[Dataset items]
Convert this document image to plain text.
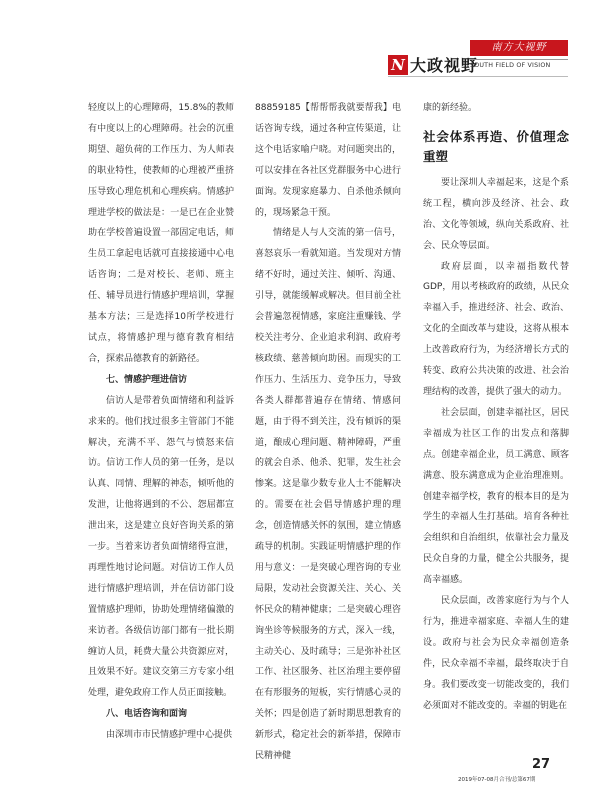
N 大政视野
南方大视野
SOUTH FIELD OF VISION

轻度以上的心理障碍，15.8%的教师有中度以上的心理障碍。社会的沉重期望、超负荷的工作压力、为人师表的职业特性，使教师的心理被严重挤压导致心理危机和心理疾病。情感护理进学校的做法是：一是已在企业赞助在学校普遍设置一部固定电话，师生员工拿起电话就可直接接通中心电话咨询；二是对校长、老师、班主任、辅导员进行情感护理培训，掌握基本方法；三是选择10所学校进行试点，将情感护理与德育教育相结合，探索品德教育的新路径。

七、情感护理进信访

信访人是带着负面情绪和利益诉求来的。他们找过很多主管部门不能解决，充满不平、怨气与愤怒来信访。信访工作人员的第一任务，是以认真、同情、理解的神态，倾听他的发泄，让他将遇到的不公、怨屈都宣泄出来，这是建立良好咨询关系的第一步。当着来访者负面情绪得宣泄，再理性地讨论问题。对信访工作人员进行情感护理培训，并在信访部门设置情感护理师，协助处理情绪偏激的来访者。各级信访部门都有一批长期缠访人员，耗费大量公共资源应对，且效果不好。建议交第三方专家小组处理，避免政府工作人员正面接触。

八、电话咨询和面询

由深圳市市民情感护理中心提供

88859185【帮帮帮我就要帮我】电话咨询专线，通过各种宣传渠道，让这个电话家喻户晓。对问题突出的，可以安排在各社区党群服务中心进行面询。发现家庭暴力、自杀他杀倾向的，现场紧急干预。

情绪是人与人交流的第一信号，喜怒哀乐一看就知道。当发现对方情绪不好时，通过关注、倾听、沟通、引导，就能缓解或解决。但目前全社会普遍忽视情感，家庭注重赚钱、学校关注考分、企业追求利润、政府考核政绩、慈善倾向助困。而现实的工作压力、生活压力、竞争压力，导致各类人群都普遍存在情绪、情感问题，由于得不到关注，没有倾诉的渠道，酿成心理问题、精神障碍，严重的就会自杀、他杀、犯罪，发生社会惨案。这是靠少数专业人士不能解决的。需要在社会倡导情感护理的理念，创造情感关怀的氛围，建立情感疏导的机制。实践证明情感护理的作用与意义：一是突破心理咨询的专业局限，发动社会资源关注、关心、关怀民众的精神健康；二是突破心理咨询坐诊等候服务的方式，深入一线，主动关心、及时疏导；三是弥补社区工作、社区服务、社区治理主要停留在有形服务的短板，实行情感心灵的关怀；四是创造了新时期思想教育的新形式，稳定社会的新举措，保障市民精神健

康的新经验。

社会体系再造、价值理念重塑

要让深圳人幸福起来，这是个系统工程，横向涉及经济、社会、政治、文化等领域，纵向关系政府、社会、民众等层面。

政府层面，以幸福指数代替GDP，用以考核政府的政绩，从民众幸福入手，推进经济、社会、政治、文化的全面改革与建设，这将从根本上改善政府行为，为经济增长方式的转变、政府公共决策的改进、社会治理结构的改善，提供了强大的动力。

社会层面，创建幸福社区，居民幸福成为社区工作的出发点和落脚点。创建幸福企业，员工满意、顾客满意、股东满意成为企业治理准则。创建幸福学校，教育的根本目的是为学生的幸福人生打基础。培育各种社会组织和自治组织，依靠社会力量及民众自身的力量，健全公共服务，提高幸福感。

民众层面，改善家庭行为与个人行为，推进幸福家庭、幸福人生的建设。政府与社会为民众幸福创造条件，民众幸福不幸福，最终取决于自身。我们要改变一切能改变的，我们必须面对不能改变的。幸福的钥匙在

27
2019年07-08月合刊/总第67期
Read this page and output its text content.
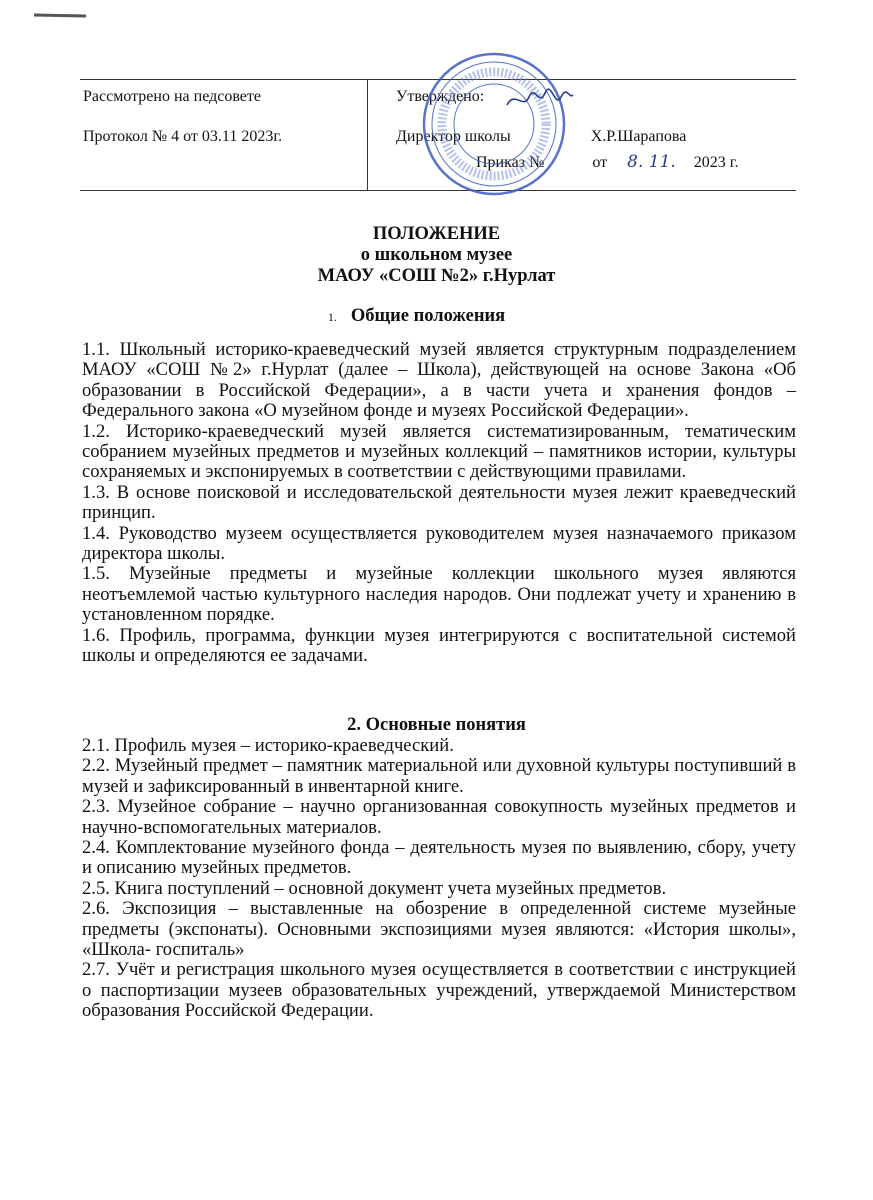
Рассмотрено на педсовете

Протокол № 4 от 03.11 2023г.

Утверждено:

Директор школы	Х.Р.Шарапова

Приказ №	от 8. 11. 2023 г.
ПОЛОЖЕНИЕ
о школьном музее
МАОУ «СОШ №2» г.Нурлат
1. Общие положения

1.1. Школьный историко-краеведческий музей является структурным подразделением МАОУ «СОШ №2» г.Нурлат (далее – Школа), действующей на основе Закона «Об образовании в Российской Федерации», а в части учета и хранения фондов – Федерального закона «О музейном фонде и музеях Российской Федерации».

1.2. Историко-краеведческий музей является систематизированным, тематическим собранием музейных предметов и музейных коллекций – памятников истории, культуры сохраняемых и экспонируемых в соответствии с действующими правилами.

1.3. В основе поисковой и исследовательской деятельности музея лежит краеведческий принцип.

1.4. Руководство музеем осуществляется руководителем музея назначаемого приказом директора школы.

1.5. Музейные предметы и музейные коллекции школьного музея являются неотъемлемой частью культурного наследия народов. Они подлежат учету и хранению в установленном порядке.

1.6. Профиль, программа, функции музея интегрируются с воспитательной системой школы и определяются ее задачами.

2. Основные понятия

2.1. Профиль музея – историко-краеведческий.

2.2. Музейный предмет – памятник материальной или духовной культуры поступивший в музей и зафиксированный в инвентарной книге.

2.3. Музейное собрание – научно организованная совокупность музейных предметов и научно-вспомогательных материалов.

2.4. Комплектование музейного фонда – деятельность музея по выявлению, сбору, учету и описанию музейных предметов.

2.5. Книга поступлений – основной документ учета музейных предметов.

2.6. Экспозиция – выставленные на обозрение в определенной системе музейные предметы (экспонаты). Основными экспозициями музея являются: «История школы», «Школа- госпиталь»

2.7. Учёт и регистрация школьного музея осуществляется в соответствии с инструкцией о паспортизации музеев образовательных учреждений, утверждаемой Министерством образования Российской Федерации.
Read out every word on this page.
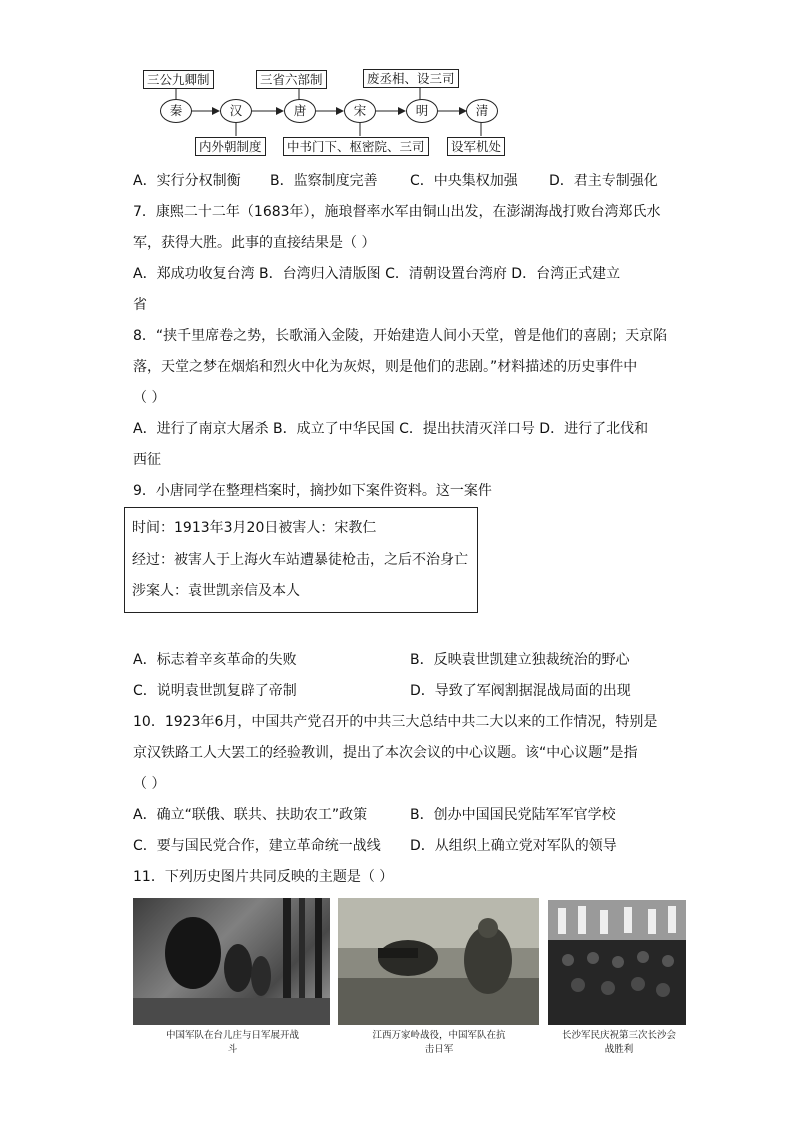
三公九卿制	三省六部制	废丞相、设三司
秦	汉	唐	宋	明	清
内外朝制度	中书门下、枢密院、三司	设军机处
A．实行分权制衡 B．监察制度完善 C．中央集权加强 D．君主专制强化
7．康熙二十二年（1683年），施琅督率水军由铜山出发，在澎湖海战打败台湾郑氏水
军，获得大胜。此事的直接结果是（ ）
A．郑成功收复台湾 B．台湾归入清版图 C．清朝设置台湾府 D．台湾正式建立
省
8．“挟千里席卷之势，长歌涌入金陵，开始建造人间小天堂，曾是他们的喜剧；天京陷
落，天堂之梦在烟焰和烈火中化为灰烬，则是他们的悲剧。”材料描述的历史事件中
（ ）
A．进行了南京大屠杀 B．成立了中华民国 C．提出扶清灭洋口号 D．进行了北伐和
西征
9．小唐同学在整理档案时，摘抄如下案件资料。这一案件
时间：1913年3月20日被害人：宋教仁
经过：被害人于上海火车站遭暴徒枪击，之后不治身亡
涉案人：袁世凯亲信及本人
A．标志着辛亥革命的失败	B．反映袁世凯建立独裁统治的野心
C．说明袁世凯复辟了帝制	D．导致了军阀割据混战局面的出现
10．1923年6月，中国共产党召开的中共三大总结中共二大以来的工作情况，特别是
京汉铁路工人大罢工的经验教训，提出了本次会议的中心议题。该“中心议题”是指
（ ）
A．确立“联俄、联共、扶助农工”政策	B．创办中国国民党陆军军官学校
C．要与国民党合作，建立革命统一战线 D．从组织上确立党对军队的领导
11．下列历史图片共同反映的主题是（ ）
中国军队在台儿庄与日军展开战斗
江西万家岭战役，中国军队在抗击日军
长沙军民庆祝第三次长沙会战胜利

Given task>
Give all the lines above again, character for character, without pictures.

Expected answer>
Convert this document image to plain text.
N 大政视野
南方大视野
SOUTH FIELD OF VISION

轻度以上的心理障碍，15.8%的教师有中度以上的心理障碍。社会的沉重期望、超负荷的工作压力、为人师表的职业特性，使教师的心理被严重挤压导致心理危机和心理疾病。情感护理进学校的做法是：一是已在企业赞助在学校普遍设置一部固定电话，师生员工拿起电话就可直接接通中心电话咨询；二是对校长、老师、班主任、辅导员进行情感护理培训，掌握基本方法；三是选择10所学校进行试点，将情感护理与德育教育相结合，探索品德教育的新路径。

七、情感护理进信访

信访人是带着负面情绪和利益诉求来的。他们找过很多主管部门不能解决，充满不平、怨气与愤怒来信访。信访工作人员的第一任务，是以认真、同情、理解的神态，倾听他的发泄，让他将遇到的不公、怨屈都宣泄出来，这是建立良好咨询关系的第一步。当着来访者负面情绪得宣泄，再理性地讨论问题。对信访工作人员进行情感护理培训，并在信访部门设置情感护理师，协助处理情绪偏激的来访者。各级信访部门都有一批长期缠访人员，耗费大量公共资源应对，且效果不好。建议交第三方专家小组处理，避免政府工作人员正面接触。

八、电话咨询和面询

由深圳市市民情感护理中心提供

88859185【帮帮帮我就要帮我】电话咨询专线，通过各种宣传渠道，让这个电话家喻户晓。对问题突出的，可以安排在各社区党群服务中心进行面询。发现家庭暴力、自杀他杀倾向的，现场紧急干预。

情绪是人与人交流的第一信号，喜怒哀乐一看就知道。当发现对方情绪不好时，通过关注、倾听、沟通、引导，就能缓解或解决。但目前全社会普遍忽视情感，家庭注重赚钱、学校关注考分、企业追求利润、政府考核政绩、慈善倾向助困。而现实的工作压力、生活压力、竞争压力，导致各类人群都普遍存在情绪、情感问题，由于得不到关注，没有倾诉的渠道，酿成心理问题、精神障碍，严重的就会自杀、他杀、犯罪，发生社会惨案。这是靠少数专业人士不能解决的。需要在社会倡导情感护理的理念，创造情感关怀的氛围，建立情感疏导的机制。实践证明情感护理的作用与意义：一是突破心理咨询的专业局限，发动社会资源关注、关心、关怀民众的精神健康；二是突破心理咨询坐诊等候服务的方式，深入一线，主动关心、及时疏导；三是弥补社区工作、社区服务、社区治理主要停留在有形服务的短板，实行情感心灵的关怀；四是创造了新时期思想教育的新形式，稳定社会的新举措，保障市民精神健

康的新经验。

社会体系再造、价值理念重塑

要让深圳人幸福起来，这是个系统工程，横向涉及经济、社会、政治、文化等领域，纵向关系政府、社会、民众等层面。

政府层面，以幸福指数代替GDP，用以考核政府的政绩，从民众幸福入手，推进经济、社会、政治、文化的全面改革与建设，这将从根本上改善政府行为，为经济增长方式的转变、政府公共决策的改进、社会治理结构的改善，提供了强大的动力。

社会层面，创建幸福社区，居民幸福成为社区工作的出发点和落脚点。创建幸福企业，员工满意、顾客满意、股东满意成为企业治理准则。创建幸福学校，教育的根本目的是为学生的幸福人生打基础。培育各种社会组织和自治组织，依靠社会力量及民众自身的力量，健全公共服务，提高幸福感。

民众层面，改善家庭行为与个人行为，推进幸福家庭、幸福人生的建设。政府与社会为民众幸福创造条件，民众幸福不幸福，最终取决于自身。我们要改变一切能改变的，我们必须面对不能改变的。幸福的钥匙在

27
2019年07-08月合刊/总第67期
Read this page and output its text content.
Рассмотрено на педсовете

Протокол № 4 от 03.11 2023г.

Утверждено:

Директор школы	Х.Р.Шарапова

Приказ №	от 8. 11. 2023 г.
ПОЛОЖЕНИЕ
о школьном музее
МАОУ «СОШ №2» г.Нурлат
1. Общие положения

1.1. Школьный историко-краеведческий музей является структурным подразделением МАОУ «СОШ №2» г.Нурлат (далее – Школа), действующей на основе Закона «Об образовании в Российской Федерации», а в части учета и хранения фондов – Федерального закона «О музейном фонде и музеях Российской Федерации».

1.2. Историко-краеведческий музей является систематизированным, тематическим собранием музейных предметов и музейных коллекций – памятников истории, культуры сохраняемых и экспонируемых в соответствии с действующими правилами.

1.3. В основе поисковой и исследовательской деятельности музея лежит краеведческий принцип.

1.4. Руководство музеем осуществляется руководителем музея назначаемого приказом директора школы.

1.5. Музейные предметы и музейные коллекции школьного музея являются неотъемлемой частью культурного наследия народов. Они подлежат учету и хранению в установленном порядке.

1.6. Профиль, программа, функции музея интегрируются с воспитательной системой школы и определяются ее задачами.

2. Основные понятия

2.1. Профиль музея – историко-краеведческий.

2.2. Музейный предмет – памятник материальной или духовной культуры поступивший в музей и зафиксированный в инвентарной книге.

2.3. Музейное собрание – научно организованная совокупность музейных предметов и научно-вспомогательных материалов.

2.4. Комплектование музейного фонда – деятельность музея по выявлению, сбору, учету и описанию музейных предметов.

2.5. Книга поступлений – основной документ учета музейных предметов.

2.6. Экспозиция – выставленные на обозрение в определенной системе музейные предметы (экспонаты). Основными экспозициями музея являются: «История школы», «Школа- госпиталь»

2.7. Учёт и регистрация школьного музея осуществляется в соответствии с инструкцией о паспортизации музеев образовательных учреждений, утверждаемой Министерством образования Российской Федерации.
Read out every word on this page.
三公九卿制	三省六部制	废丞相、设三司
秦	汉	唐	宋	明	清
内外朝制度	中书门下、枢密院、三司	设军机处
A．实行分权制衡 B．监察制度完善 C．中央集权加强 D．君主专制强化
7．康熙二十二年（1683年），施琅督率水军由铜山出发，在澎湖海战打败台湾郑氏水
军，获得大胜。此事的直接结果是（ ）
A．郑成功收复台湾 B．台湾归入清版图 C．清朝设置台湾府 D．台湾正式建立
省
8．“挟千里席卷之势，长歌涌入金陵，开始建造人间小天堂，曾是他们的喜剧；天京陷
落，天堂之梦在烟焰和烈火中化为灰烬，则是他们的悲剧。”材料描述的历史事件中
（ ）
A．进行了南京大屠杀 B．成立了中华民国 C．提出扶清灭洋口号 D．进行了北伐和
西征
9．小唐同学在整理档案时，摘抄如下案件资料。这一案件
时间：1913年3月20日被害人：宋教仁
经过：被害人于上海火车站遭暴徒枪击，之后不治身亡
涉案人：袁世凯亲信及本人
A．标志着辛亥革命的失败	B．反映袁世凯建立独裁统治的野心
C．说明袁世凯复辟了帝制	D．导致了军阀割据混战局面的出现
10．1923年6月，中国共产党召开的中共三大总结中共二大以来的工作情况，特别是
京汉铁路工人大罢工的经验教训，提出了本次会议的中心议题。该“中心议题”是指
（ ）
A．确立“联俄、联共、扶助农工”政策	B．创办中国国民党陆军军官学校
C．要与国民党合作，建立革命统一战线 D．从组织上确立党对军队的领导
11．下列历史图片共同反映的主题是（ ）
中国军队在台儿庄与日军展开战斗
江西万家岭战役，中国军队在抗击日军
长沙军民庆祝第三次长沙会战胜利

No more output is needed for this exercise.